◆ **Records provided**
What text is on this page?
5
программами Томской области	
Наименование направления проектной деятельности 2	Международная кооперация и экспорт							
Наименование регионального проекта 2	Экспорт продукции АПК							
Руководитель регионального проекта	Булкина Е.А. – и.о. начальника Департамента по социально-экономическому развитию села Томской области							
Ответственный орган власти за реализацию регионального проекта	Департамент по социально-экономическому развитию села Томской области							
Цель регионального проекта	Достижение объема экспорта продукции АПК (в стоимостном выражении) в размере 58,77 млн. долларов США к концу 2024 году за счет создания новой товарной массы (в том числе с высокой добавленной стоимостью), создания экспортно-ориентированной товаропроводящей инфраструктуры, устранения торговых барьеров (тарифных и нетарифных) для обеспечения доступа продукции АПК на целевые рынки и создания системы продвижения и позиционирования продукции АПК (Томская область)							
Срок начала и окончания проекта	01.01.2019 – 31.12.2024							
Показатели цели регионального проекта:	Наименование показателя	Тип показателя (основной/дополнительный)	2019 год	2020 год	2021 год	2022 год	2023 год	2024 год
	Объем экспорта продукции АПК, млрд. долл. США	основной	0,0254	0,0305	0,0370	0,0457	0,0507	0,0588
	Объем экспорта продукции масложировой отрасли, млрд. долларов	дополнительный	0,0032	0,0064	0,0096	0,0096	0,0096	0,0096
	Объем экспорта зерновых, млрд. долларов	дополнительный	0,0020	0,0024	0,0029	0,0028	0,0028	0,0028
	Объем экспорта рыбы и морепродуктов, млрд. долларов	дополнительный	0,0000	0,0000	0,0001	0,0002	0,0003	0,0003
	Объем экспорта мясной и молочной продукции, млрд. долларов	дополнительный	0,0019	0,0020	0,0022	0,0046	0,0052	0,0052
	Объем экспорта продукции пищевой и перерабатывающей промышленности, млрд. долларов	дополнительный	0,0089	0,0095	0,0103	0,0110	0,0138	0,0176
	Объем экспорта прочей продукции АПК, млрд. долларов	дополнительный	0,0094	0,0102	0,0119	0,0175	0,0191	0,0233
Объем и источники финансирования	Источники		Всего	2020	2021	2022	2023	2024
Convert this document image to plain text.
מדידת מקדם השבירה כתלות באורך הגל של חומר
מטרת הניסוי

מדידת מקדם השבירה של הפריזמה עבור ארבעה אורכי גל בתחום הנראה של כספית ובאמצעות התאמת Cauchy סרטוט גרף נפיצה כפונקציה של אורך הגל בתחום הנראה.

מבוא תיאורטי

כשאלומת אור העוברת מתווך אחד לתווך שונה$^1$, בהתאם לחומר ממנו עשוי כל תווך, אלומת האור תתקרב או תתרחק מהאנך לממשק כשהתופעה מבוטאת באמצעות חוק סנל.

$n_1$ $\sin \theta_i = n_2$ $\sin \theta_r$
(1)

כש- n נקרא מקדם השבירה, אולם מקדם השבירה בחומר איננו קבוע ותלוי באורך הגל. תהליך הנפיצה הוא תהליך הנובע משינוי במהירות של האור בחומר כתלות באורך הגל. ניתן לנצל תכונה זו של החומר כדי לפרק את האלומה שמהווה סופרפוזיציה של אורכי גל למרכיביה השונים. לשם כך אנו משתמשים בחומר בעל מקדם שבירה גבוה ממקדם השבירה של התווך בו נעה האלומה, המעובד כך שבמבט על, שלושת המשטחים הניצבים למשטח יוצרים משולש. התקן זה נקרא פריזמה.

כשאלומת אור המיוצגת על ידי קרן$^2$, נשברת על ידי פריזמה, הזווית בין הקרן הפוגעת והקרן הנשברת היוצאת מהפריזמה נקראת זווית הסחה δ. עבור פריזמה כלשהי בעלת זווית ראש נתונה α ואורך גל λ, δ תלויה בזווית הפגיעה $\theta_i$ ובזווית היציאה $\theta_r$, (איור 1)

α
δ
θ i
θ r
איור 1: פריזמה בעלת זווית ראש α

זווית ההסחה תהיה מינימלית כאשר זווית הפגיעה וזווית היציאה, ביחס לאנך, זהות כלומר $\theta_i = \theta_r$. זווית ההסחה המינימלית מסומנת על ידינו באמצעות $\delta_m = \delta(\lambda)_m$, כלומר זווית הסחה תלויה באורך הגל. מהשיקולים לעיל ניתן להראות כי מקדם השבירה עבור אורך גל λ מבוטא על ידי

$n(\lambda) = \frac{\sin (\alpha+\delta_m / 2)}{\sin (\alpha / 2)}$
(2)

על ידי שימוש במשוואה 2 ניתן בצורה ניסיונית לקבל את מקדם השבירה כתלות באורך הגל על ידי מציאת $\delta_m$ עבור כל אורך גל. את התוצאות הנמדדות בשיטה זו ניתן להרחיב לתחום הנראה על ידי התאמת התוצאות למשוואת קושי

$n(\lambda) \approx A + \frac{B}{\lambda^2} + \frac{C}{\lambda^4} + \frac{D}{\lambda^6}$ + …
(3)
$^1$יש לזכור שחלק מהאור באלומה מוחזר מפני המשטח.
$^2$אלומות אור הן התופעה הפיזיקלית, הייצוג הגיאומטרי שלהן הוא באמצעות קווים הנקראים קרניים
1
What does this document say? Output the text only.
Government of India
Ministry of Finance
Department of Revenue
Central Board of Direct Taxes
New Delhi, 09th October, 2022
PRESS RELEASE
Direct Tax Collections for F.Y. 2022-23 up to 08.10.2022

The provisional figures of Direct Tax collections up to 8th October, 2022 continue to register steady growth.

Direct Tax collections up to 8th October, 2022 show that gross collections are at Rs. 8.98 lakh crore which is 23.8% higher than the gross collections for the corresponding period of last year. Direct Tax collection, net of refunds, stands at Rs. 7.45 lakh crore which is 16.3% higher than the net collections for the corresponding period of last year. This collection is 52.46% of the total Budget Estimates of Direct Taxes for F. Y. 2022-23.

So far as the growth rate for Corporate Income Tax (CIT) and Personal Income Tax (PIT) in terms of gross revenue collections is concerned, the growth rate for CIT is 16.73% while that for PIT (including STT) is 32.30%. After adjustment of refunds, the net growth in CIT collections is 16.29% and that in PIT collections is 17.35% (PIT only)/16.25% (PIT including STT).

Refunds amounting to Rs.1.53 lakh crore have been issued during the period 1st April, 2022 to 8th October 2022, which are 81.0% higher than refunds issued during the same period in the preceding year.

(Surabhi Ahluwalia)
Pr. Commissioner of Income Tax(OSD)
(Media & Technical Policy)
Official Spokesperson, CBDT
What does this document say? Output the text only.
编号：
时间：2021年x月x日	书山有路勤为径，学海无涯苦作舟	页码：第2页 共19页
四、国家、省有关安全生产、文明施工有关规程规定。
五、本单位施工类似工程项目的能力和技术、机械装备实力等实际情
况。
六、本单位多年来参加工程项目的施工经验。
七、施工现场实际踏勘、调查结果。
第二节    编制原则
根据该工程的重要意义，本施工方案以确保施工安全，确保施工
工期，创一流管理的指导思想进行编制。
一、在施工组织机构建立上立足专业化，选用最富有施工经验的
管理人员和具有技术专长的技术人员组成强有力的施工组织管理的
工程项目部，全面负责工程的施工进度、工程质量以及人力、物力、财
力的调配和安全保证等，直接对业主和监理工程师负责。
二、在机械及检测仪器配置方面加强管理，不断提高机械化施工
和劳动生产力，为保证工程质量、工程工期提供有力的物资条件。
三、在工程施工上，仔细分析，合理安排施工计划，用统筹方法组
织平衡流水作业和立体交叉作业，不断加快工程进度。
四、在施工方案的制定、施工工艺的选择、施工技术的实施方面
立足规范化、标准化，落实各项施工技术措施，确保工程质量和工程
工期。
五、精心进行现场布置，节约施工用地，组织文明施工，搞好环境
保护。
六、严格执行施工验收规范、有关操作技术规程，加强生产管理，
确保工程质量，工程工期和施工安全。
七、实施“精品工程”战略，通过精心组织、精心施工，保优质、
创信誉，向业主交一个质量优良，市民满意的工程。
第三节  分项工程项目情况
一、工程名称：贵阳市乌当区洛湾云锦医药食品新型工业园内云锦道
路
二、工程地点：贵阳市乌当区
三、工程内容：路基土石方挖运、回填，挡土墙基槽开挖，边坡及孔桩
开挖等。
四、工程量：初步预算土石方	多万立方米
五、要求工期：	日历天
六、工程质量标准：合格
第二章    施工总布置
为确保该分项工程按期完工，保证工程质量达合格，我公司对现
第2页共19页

◆ **Aim of the task**
Extract, from the listing above, every line where the string "year" occurs.

◆ **Full answer**
Direct Tax collections up to 8th October, 2022 show that gross collections are at Rs. 8.98 lakh crore which is 23.8% higher than the gross collections for the corresponding period of last year. Direct Tax collection, net of refunds, stands at Rs. 7.45 lakh crore which is 16.3% higher than the net collections for the corresponding period of last year. This collection is 52.46% of the total Budget Estimates of Direct Taxes for F. Y. 2022-23.
Refunds amounting to Rs.1.53 lakh crore have been issued during the period 1st April, 2022 to 8th October 2022, which are 81.0% higher than refunds issued during the same period in the preceding year.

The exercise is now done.